> TASK DIRECTIONS:
Reproduce the listing below in full and without alteration, apart from its pictures.
────
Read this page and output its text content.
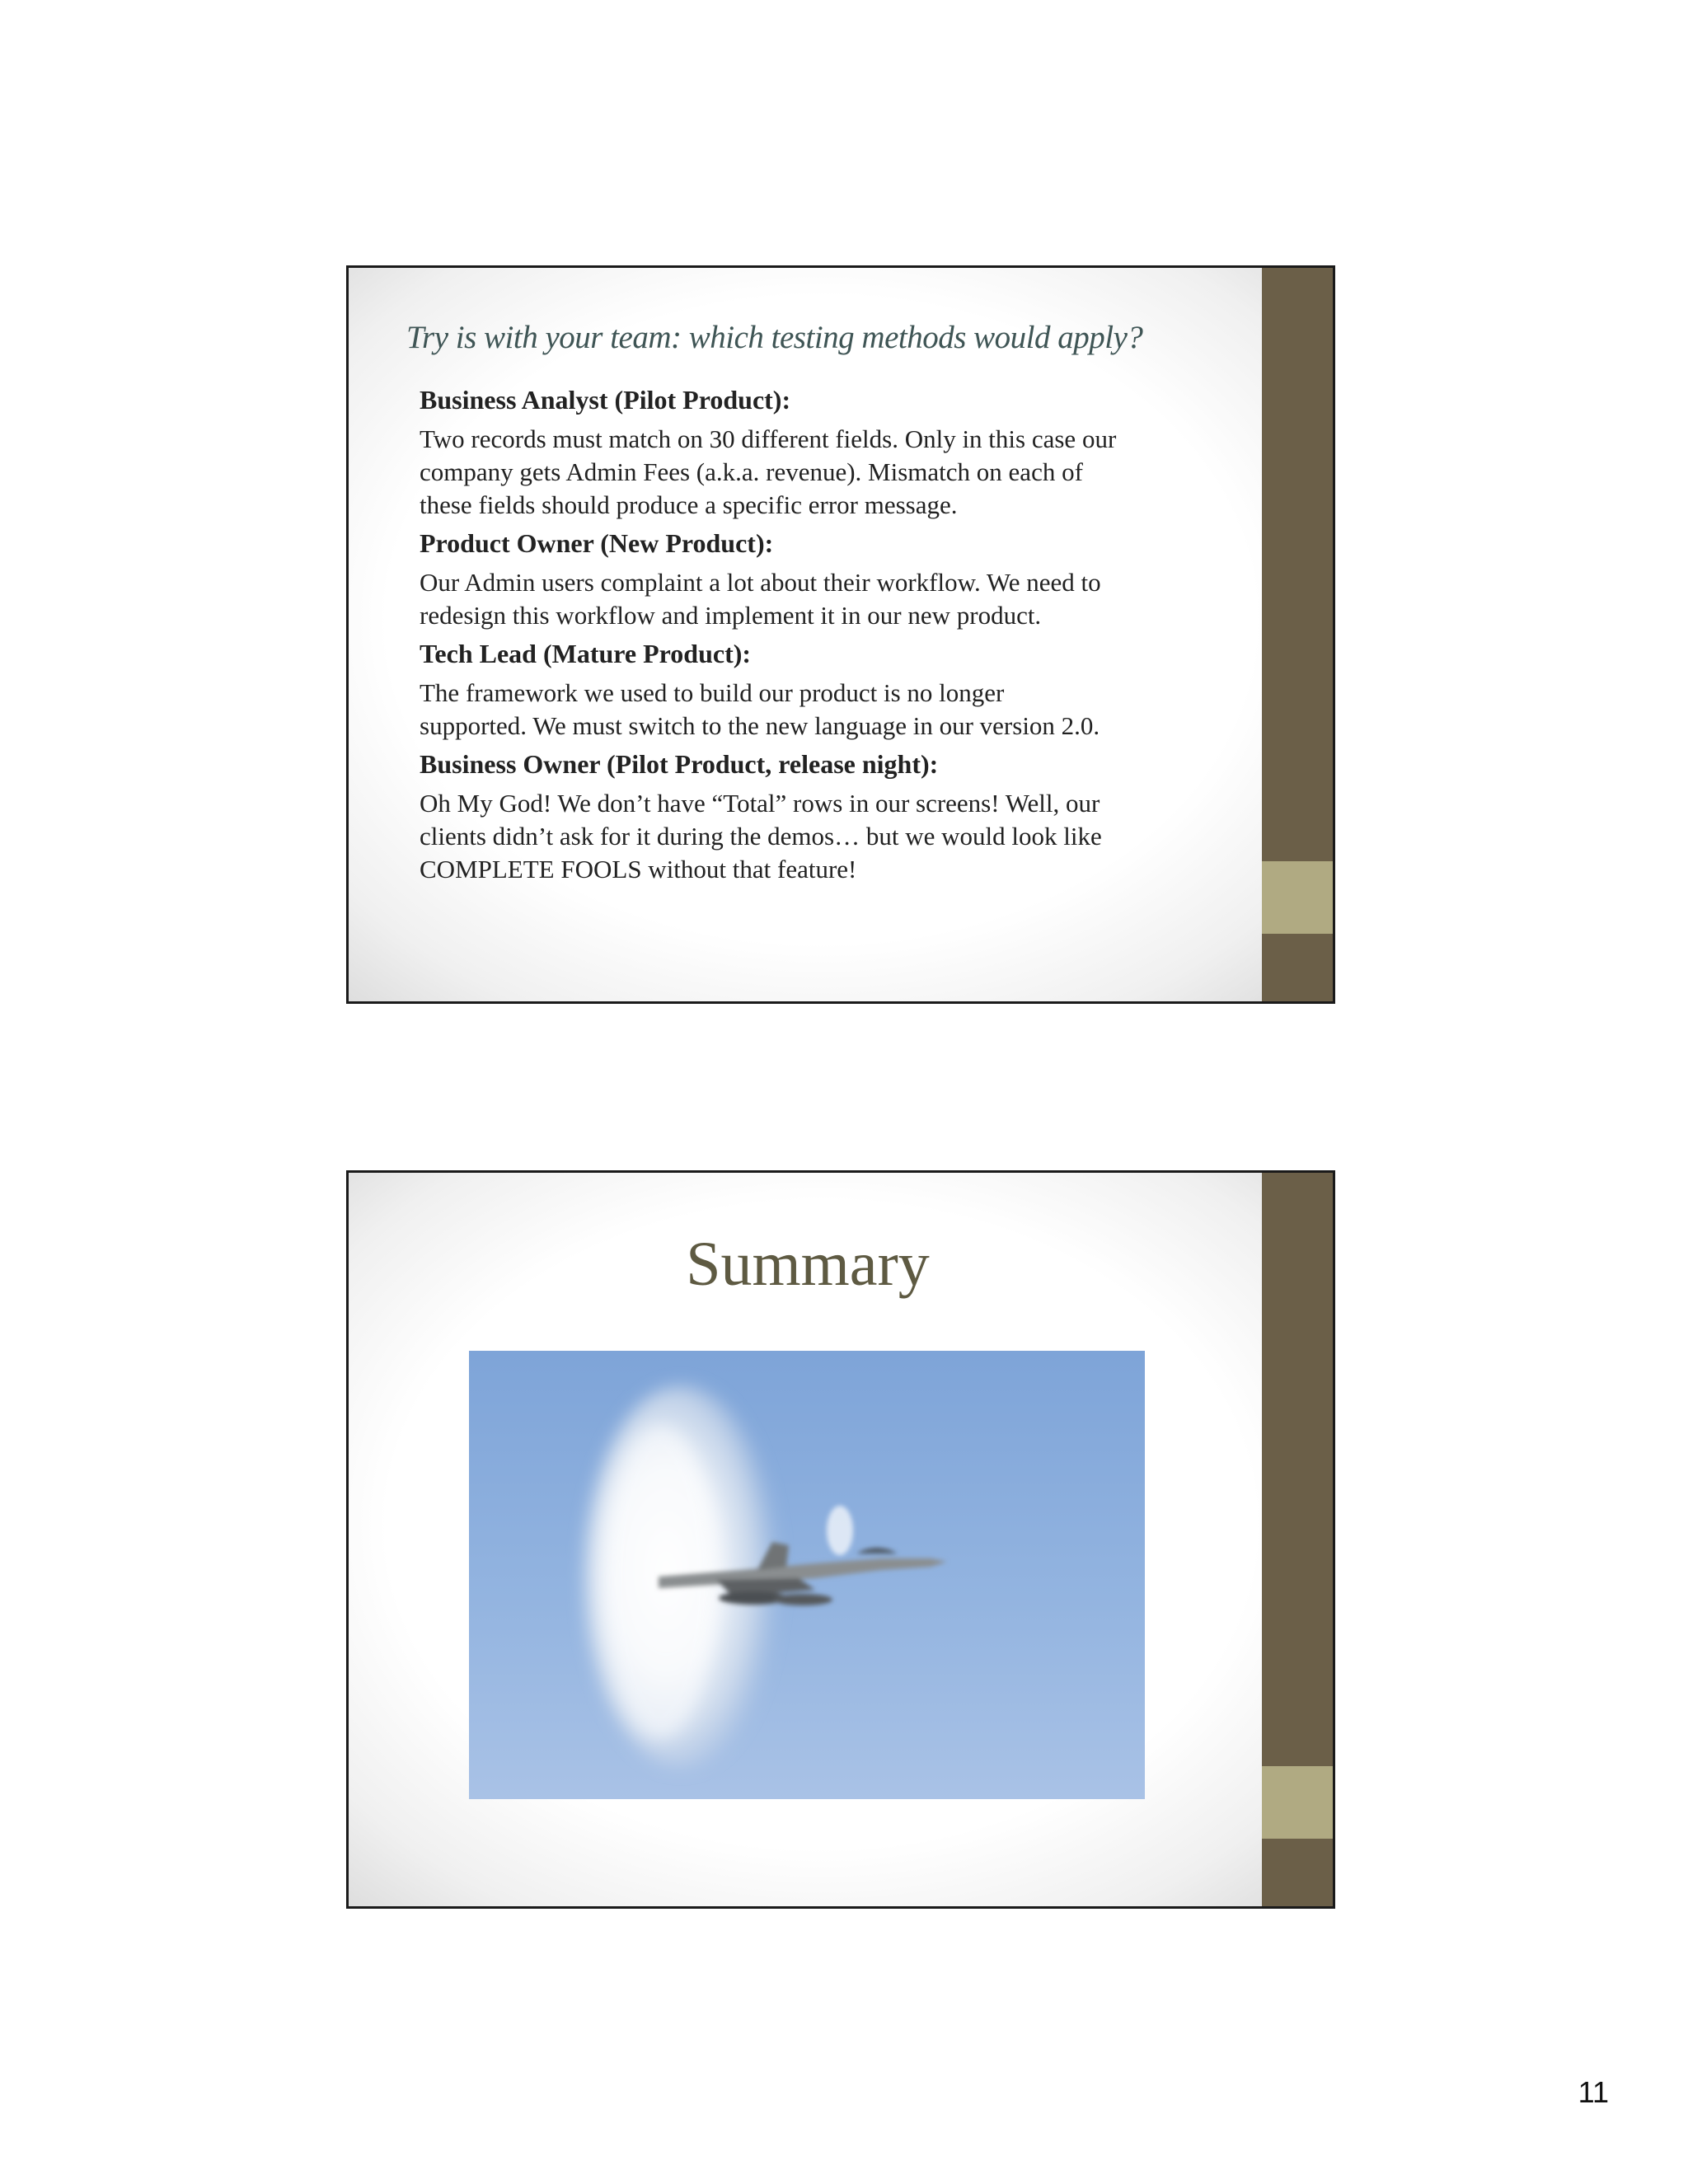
Try is with your team: which testing methods would apply?

Business Analyst (Pilot Product):

Two records must match on 30 different fields. Only in this case our
company gets Admin Fees (a.k.a. revenue). Mismatch on each of
these fields should produce a specific error message.

Product Owner (New Product):

Our Admin users complaint a lot about their workflow. We need to
redesign this workflow and implement it in our new product.

Tech Lead (Mature Product):

The framework we used to build our product is no longer
supported. We must switch to the new language in our version 2.0.

Business Owner (Pilot Product, release night):

Oh My God! We don’t have “Total” rows in our screens! Well, our
clients didn’t ask for it during the demos… but we would look like
COMPLETE FOOLS without that feature!

Summary

11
────
> RESULT OF THIS EXERCISE:
Read this page and output its text content.
Try is with your team: which testing methods would apply?

Business Analyst (Pilot Product):

Two records must match on 30 different fields. Only in this case our
company gets Admin Fees (a.k.a. revenue). Mismatch on each of
these fields should produce a specific error message.

Product Owner (New Product):

Our Admin users complaint a lot about their workflow. We need to
redesign this workflow and implement it in our new product.

Tech Lead (Mature Product):

The framework we used to build our product is no longer
supported. We must switch to the new language in our version 2.0.

Business Owner (Pilot Product, release night):

Oh My God! We don’t have “Total” rows in our screens! Well, our
clients didn’t ask for it during the demos… but we would look like
COMPLETE FOOLS without that feature!

Summary

11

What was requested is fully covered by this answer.